Written exercise:
Establish how many lines in the material include the string "surface" and report it as a lone number.

The input:
|---|

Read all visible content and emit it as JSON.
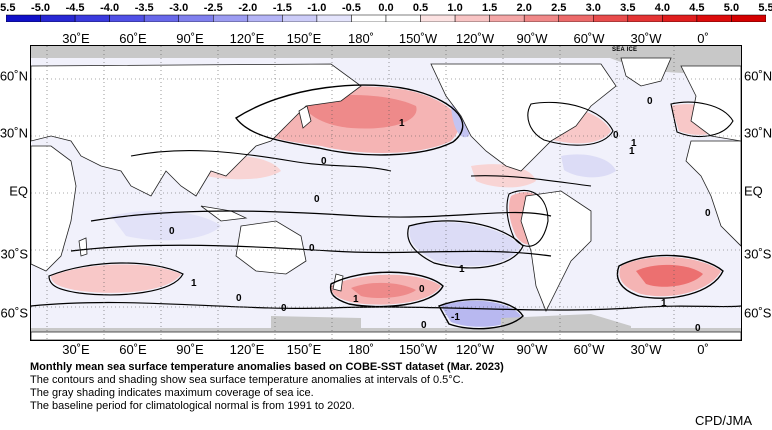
{
  "colorbar": {
    "ticks": [
      "-5.5",
      "-5.0",
      "-4.5",
      "-4.0",
      "-3.5",
      "-3.0",
      "-2.5",
      "-2.0",
      "-1.5",
      "-1.0",
      "-0.5",
      "0.0",
      "0.5",
      "1.0",
      "1.5",
      "2.0",
      "2.5",
      "3.0",
      "3.5",
      "4.0",
      "4.5",
      "5.0",
      "5.5"
    ],
    "colors": [
      "#1010c8",
      "#2828d4",
      "#3a3ade",
      "#5050e6",
      "#6868ea",
      "#8080ee",
      "#9c9cf2",
      "#b4b4f6",
      "#ccccf8",
      "#e4e4fc",
      "#ffffff",
      "#ffffff",
      "#fce2e2",
      "#f8c4c4",
      "#f4a6a6",
      "#f08888",
      "#ec6a6a",
      "#e84c4c",
      "#e43434",
      "#e01e1e",
      "#dc0c0c",
      "#d40000"
    ]
  },
  "longitudes": [
    "30˚E",
    "60˚E",
    "90˚E",
    "120˚E",
    "150˚E",
    "180˚",
    "150˚W",
    "120˚W",
    "90˚W",
    "60˚W",
    "30˚W",
    "0˚"
  ],
  "latitudes": [
    "60˚N",
    "30˚N",
    "EQ",
    "30˚S",
    "60˚S"
  ],
  "map": {
    "sea_ice_label": "SEA ICE",
    "contour_labels": [
      "1",
      "0",
      "0",
      "0",
      "1",
      "0",
      "0",
      "0",
      "1",
      "0",
      "0",
      "1",
      "0",
      "1",
      "1",
      "0",
      "0",
      "-1",
      "0",
      "1"
    ],
    "colors": {
      "land": "#ffffff",
      "sea_ice": "#c8c8c8",
      "ocean_neutral": "#f4f4ff"
    }
  },
  "caption": {
    "title": "Monthly mean sea surface temperature anomalies based on COBE-SST dataset (Mar. 2023)",
    "lines": [
      "The contours and shading show sea surface temperature anomalies at intervals of 0.5°C.",
      "The gray shading indicates maximum coverage of sea ice.",
      "The baseline period for climatological normal is from 1991 to 2020."
    ]
  },
  "credit": "CPD/JMA"
}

|---|

Expected answer:
2